▶ _The exercise_
Write out the entries below once more, exactly, with the pictures left out.

▶ _Entries shown_

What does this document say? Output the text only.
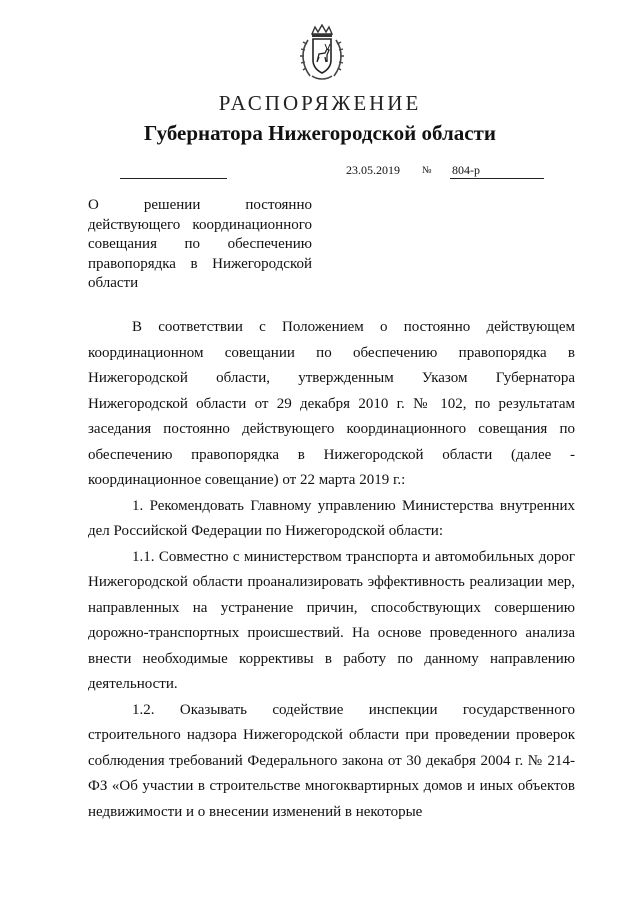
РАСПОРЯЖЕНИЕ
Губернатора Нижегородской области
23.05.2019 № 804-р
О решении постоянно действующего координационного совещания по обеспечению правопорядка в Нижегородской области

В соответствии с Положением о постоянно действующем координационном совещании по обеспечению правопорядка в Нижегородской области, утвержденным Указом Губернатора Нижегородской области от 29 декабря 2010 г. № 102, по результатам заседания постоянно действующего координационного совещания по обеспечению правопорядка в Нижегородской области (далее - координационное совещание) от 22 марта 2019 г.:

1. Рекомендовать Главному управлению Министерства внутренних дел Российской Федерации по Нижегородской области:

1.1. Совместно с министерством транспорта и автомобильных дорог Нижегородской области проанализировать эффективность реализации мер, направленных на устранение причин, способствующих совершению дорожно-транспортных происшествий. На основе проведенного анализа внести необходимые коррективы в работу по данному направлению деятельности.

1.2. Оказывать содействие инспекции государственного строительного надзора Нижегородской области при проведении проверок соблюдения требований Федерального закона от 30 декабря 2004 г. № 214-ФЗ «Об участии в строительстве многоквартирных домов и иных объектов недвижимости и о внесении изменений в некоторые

▶ _Completed task_
What does this document say? Output the text only.
РАСПОРЯЖЕНИЕ
Губернатора Нижегородской области
23.05.2019 № 804-р
О решении постоянно действующего координационного совещания по обеспечению правопорядка в Нижегородской области

В соответствии с Положением о постоянно действующем координационном совещании по обеспечению правопорядка в Нижегородской области, утвержденным Указом Губернатора Нижегородской области от 29 декабря 2010 г. № 102, по результатам заседания постоянно действующего координационного совещания по обеспечению правопорядка в Нижегородской области (далее - координационное совещание) от 22 марта 2019 г.:

1. Рекомендовать Главному управлению Министерства внутренних дел Российской Федерации по Нижегородской области:

1.1. Совместно с министерством транспорта и автомобильных дорог Нижегородской области проанализировать эффективность реализации мер, направленных на устранение причин, способствующих совершению дорожно-транспортных происшествий. На основе проведенного анализа внести необходимые коррективы в работу по данному направлению деятельности.

1.2. Оказывать содействие инспекции государственного строительного надзора Нижегородской области при проведении проверок соблюдения требований Федерального закона от 30 декабря 2004 г. № 214-ФЗ «Об участии в строительстве многоквартирных домов и иных объектов недвижимости и о внесении изменений в некоторые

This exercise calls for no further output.